Stated task
Copy out the listing that follows, exact in every word, and skip the images.

Provided information
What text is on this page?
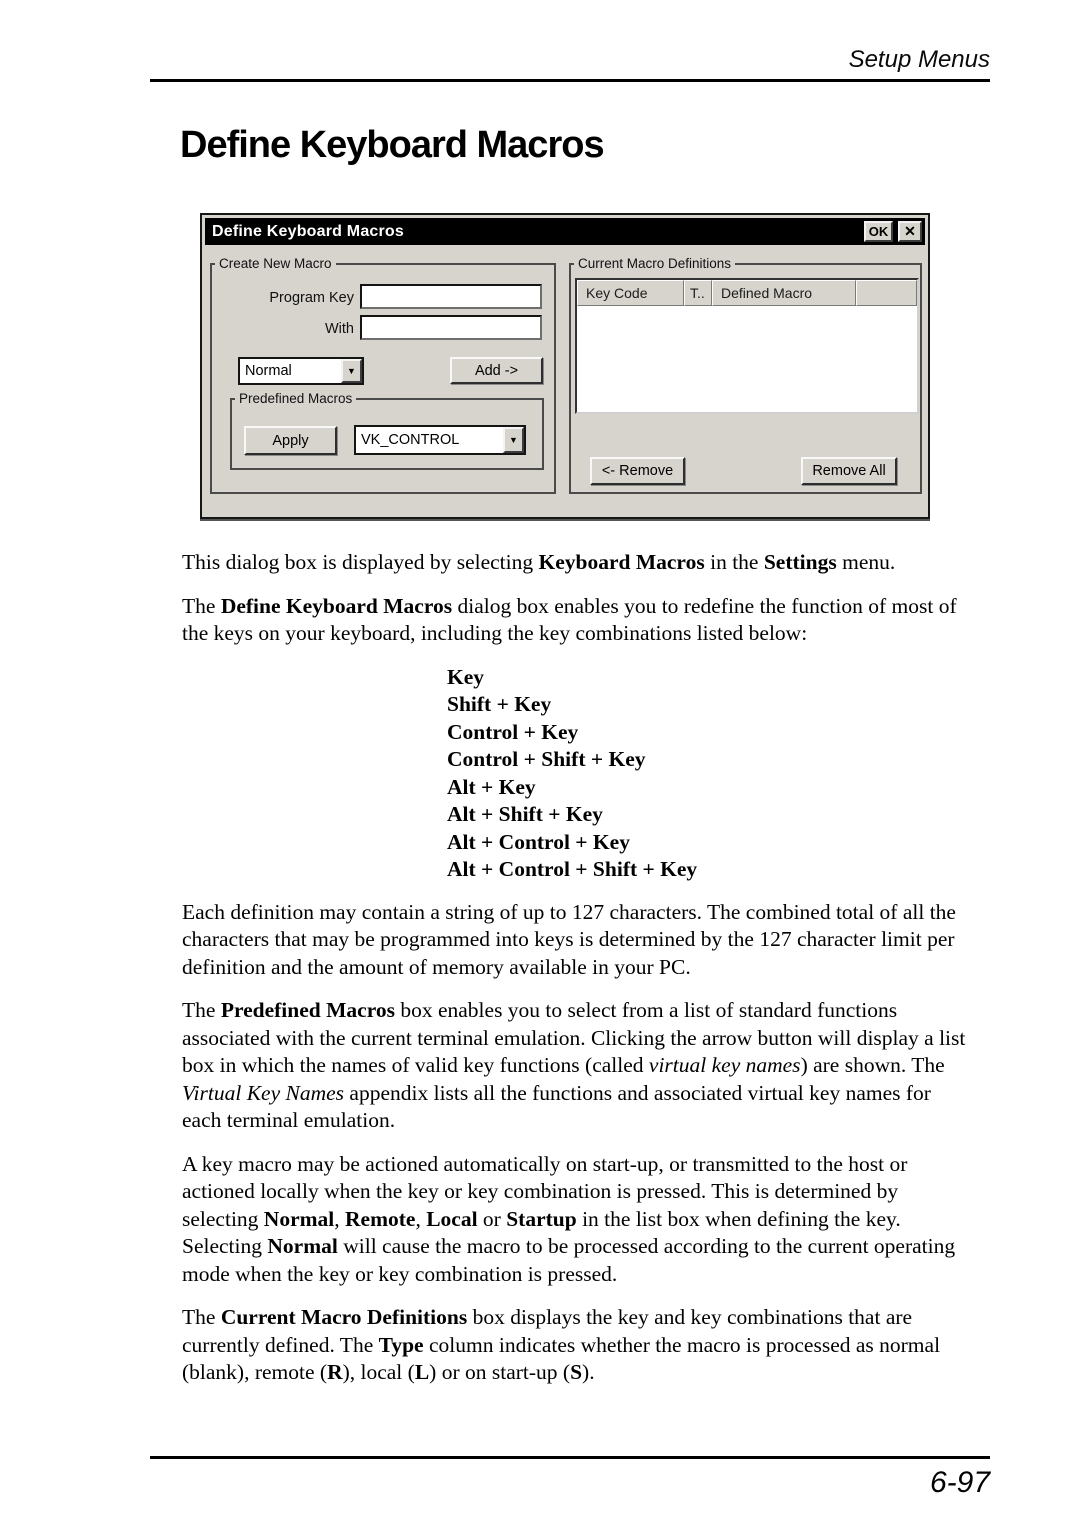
Setup Menus
Define Keyboard Macros
Define Keyboard Macros	OK	✕
Create New Macro
Program Key
With
Normal	▼	Add ->
Predefined Macros
Apply	VK_CONTROL	▼
Current Macro Definitions
Key Code	T..	Defined Macro
<- Remove	Remove All

This dialog box is displayed by selecting Keyboard Macros in the Settings menu.

The Define Keyboard Macros dialog box enables you to redefine the function of most of the keys on your keyboard, including the key combinations listed below:

Key
Shift + Key
Control + Key
Control + Shift + Key
Alt + Key
Alt + Shift + Key
Alt + Control + Key
Alt + Control + Shift + Key

Each definition may contain a string of up to 127 characters. The combined total of all the characters that may be programmed into keys is determined by the 127 character limit per definition and the amount of memory available in your PC.

The Predefined Macros box enables you to select from a list of standard functions associated with the current terminal emulation. Clicking the arrow button will display a list box in which the names of valid key functions (called virtual key names) are shown. The Virtual Key Names appendix lists all the functions and associated virtual key names for each terminal emulation.

A key macro may be actioned automatically on start-up, or transmitted to the host or actioned locally when the key or key combination is pressed. This is determined by selecting Normal, Remote, Local or Startup in the list box when defining the key. Selecting Normal will cause the macro to be processed according to the current operating mode when the key or key combination is pressed.

The Current Macro Definitions box displays the key and key combinations that are currently defined. The Type column indicates whether the macro is processed as normal (blank), remote (R), local (L) or on start-up (S).

6-97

Result below
What text is on this page?
Setup Menus
Define Keyboard Macros
Define Keyboard Macros	OK	✕
Create New Macro
Program Key
With
Normal	▼	Add ->
Predefined Macros
Apply	VK_CONTROL	▼
Current Macro Definitions
Key Code	T..	Defined Macro
<- Remove	Remove All

This dialog box is displayed by selecting Keyboard Macros in the Settings menu.

The Define Keyboard Macros dialog box enables you to redefine the function of most of the keys on your keyboard, including the key combinations listed below:

Key
Shift + Key
Control + Key
Control + Shift + Key
Alt + Key
Alt + Shift + Key
Alt + Control + Key
Alt + Control + Shift + Key

Each definition may contain a string of up to 127 characters. The combined total of all the characters that may be programmed into keys is determined by the 127 character limit per definition and the amount of memory available in your PC.

The Predefined Macros box enables you to select from a list of standard functions associated with the current terminal emulation. Clicking the arrow button will display a list box in which the names of valid key functions (called virtual key names) are shown. The Virtual Key Names appendix lists all the functions and associated virtual key names for each terminal emulation.

A key macro may be actioned automatically on start-up, or transmitted to the host or actioned locally when the key or key combination is pressed. This is determined by selecting Normal, Remote, Local or Startup in the list box when defining the key. Selecting Normal will cause the macro to be processed according to the current operating mode when the key or key combination is pressed.

The Current Macro Definitions box displays the key and key combinations that are currently defined. The Type column indicates whether the macro is processed as normal (blank), remote (R), local (L) or on start-up (S).

6-97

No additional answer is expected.